▶ _Aim of the task_
Look for the string "from" in the lines and copy each line that has it.

▶ _Raw records_
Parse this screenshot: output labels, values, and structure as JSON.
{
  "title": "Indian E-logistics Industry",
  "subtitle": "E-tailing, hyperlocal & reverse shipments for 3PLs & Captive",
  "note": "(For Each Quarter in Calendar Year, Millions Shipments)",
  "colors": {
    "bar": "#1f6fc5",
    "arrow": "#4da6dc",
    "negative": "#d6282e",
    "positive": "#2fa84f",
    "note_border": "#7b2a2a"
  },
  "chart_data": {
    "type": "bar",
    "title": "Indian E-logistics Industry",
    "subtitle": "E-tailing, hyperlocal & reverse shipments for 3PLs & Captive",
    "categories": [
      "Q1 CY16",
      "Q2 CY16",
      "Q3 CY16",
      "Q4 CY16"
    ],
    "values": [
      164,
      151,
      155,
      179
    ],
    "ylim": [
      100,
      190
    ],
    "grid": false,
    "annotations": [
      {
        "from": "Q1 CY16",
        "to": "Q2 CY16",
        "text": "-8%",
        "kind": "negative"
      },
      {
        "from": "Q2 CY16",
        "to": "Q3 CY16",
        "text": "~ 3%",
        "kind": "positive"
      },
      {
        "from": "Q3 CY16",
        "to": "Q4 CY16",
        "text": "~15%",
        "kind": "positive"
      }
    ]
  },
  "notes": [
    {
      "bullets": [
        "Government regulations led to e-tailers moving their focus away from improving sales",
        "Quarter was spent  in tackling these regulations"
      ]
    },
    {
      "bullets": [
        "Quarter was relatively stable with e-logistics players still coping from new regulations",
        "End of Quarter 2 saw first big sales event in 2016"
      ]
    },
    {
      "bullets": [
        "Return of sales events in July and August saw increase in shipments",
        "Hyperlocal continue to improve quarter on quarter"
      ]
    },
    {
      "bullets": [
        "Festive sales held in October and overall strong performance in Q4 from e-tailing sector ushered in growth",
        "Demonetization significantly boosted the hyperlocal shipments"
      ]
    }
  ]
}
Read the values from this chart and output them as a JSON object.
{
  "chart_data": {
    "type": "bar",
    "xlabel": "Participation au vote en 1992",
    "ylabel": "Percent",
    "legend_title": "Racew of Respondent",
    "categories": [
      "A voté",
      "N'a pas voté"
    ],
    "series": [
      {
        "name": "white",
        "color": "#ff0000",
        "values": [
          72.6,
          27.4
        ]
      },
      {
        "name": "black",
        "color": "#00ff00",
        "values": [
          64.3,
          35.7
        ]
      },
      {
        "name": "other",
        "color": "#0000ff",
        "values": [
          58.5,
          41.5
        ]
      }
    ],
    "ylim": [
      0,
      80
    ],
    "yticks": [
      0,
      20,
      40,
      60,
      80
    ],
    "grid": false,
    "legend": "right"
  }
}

▶ _Answer to this task_
        "from": "Q1 CY16",
        "from": "Q2 CY16",
        "from": "Q3 CY16",
        "Government regulations led to e-tailers moving their focus away from improving sales",
        "Quarter was relatively stable with e-logistics players still coping from new regulations",
        "Festive sales held in October and overall strong performance in Q4 from e-tailing sector ushered in growth",
Read the values from this chart and output them as a JSON object.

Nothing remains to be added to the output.